▸ **Directive**: Identify and pull out each line of the entries in which "icon" occurs.

Dataset items:
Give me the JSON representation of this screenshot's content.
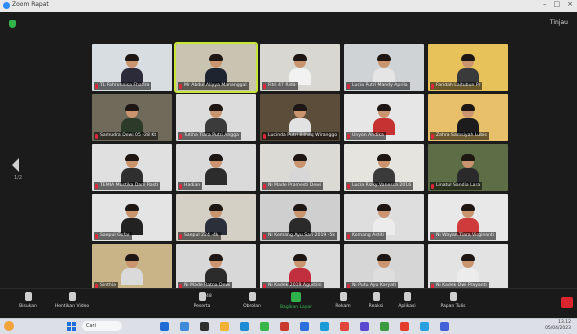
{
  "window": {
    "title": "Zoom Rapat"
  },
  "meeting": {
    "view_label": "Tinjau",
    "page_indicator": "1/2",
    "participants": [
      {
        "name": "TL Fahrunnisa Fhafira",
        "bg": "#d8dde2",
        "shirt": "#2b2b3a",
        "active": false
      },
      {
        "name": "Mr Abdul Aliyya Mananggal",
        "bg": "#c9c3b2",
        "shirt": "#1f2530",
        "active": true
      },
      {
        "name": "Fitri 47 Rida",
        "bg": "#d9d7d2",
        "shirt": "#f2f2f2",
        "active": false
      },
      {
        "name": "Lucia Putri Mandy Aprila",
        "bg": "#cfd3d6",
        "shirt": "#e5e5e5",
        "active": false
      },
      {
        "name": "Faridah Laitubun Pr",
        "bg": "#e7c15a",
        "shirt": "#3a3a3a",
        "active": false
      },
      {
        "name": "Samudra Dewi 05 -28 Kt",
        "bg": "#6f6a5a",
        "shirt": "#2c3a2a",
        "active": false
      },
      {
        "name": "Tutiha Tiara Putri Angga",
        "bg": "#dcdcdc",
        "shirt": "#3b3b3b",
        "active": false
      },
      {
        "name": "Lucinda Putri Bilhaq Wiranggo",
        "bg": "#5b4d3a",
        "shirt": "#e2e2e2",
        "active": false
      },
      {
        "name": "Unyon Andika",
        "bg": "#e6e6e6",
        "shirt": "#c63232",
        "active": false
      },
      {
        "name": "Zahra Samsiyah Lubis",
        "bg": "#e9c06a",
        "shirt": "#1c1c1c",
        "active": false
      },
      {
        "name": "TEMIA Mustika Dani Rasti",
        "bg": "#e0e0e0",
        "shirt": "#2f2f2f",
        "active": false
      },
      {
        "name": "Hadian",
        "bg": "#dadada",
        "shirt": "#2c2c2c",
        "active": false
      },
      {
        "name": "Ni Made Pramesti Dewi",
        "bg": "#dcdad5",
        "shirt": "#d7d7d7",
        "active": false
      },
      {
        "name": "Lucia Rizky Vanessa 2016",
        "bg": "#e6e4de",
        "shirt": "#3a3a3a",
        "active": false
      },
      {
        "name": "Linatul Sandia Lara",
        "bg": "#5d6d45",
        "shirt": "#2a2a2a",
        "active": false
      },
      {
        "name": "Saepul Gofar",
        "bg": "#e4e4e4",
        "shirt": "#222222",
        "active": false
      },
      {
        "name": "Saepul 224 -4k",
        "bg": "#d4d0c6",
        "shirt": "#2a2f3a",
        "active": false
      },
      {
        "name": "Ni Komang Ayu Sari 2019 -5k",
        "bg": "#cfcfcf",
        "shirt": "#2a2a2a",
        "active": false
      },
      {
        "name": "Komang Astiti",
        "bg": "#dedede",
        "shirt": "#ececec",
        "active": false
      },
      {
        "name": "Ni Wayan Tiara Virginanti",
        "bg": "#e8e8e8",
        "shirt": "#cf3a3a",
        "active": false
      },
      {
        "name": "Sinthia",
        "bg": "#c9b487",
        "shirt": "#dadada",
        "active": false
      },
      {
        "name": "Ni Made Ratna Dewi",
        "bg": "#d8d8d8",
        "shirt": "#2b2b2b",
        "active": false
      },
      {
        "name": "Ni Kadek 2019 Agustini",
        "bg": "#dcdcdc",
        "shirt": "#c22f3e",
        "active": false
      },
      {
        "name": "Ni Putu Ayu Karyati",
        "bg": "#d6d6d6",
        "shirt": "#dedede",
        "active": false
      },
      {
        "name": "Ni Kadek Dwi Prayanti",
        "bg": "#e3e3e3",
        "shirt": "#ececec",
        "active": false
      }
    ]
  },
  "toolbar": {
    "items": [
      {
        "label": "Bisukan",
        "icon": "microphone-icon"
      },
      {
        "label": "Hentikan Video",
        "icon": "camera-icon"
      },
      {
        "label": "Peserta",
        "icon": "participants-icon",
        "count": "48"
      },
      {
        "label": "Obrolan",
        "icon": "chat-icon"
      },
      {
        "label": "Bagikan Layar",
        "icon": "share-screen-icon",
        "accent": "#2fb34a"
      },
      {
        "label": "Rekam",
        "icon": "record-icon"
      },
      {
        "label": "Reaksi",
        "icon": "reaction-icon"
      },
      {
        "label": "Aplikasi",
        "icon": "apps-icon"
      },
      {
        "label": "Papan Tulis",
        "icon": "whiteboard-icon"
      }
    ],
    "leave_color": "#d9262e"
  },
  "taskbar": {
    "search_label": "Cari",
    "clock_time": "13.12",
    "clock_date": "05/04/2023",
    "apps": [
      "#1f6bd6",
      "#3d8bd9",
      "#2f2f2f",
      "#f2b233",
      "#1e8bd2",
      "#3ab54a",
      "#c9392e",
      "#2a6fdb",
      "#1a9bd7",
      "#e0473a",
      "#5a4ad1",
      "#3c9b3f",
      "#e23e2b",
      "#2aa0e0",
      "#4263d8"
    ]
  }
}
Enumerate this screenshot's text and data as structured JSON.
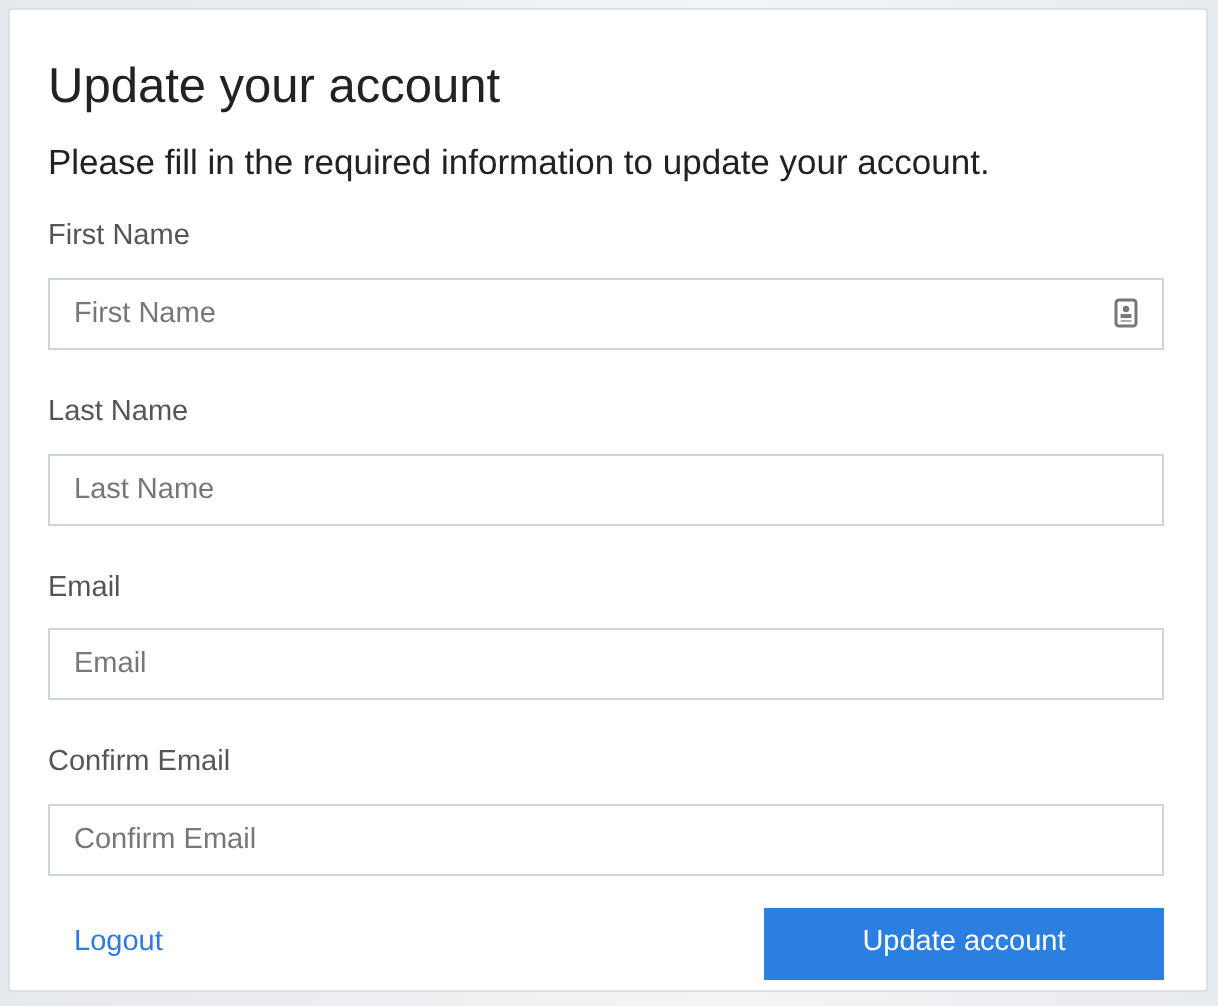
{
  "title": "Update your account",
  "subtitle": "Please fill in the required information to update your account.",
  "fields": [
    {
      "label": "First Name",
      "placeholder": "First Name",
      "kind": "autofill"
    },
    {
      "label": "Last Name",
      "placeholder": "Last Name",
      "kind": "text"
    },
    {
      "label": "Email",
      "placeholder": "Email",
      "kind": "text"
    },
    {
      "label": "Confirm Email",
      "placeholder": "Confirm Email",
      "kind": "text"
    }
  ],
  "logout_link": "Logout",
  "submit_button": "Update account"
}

▸ **Solved problem**:
        "icon": "microphone-icon"
        "icon": "camera-icon"
        "icon": "participants-icon",
        "icon": "chat-icon"
        "icon": "share-screen-icon",
        "icon": "record-icon"
        "icon": "reaction-icon"
        "icon": "apps-icon"
        "icon": "whiteboard-icon"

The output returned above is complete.